#### [Data for processing]

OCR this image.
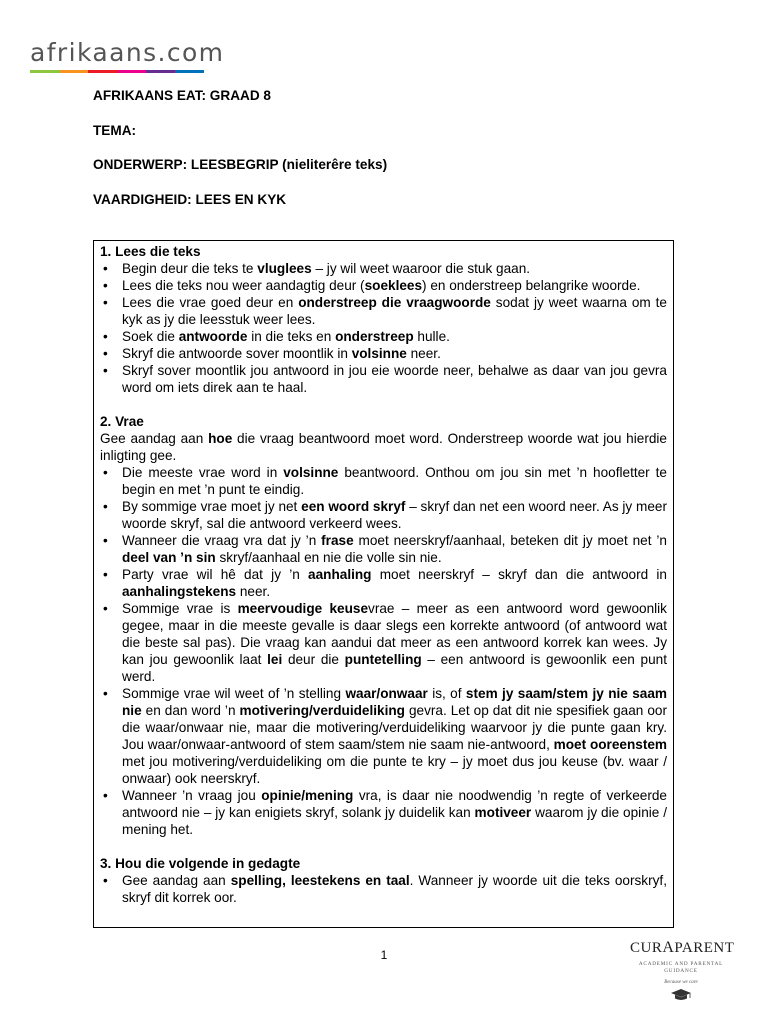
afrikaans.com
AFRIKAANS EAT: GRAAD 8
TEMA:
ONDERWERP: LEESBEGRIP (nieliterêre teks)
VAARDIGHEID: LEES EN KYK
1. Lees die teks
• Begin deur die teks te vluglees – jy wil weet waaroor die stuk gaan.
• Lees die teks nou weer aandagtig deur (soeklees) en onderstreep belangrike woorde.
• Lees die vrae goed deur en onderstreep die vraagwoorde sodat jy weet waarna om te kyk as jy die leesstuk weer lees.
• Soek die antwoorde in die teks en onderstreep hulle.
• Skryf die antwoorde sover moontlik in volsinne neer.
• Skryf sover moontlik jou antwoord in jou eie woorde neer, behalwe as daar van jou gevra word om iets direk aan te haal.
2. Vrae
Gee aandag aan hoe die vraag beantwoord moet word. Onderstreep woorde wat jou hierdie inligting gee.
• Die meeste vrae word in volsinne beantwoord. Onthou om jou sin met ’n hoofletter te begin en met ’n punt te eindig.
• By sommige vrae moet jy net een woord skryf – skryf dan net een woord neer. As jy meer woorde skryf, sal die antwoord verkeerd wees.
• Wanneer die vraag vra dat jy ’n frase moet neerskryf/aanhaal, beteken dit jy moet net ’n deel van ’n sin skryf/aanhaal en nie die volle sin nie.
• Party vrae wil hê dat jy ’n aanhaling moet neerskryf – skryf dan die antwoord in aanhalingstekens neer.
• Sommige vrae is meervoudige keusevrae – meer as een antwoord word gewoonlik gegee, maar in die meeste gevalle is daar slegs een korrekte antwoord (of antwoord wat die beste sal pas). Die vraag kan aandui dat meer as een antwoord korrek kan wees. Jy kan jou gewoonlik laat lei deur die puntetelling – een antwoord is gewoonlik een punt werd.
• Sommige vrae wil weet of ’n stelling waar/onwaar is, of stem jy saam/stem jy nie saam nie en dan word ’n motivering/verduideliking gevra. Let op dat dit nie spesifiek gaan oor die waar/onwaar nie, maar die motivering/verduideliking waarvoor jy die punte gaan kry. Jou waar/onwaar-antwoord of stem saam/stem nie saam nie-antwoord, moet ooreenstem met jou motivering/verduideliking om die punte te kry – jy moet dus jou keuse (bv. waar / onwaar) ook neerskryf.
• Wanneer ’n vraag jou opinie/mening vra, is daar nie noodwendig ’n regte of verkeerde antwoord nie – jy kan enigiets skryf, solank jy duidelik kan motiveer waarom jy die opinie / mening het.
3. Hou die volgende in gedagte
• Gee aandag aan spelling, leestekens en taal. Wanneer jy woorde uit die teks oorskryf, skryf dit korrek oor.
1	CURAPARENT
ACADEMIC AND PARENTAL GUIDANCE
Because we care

#### [Work to do]
Take every line that includes the string "weer" and copy it.

#### [Written solution]
• Lees die teks nou weer aandagtig deur (soeklees) en onderstreep belangrike woorde.
• Lees die vrae goed deur en onderstreep die vraagwoorde sodat jy weet waarna om te kyk as jy die leesstuk weer lees.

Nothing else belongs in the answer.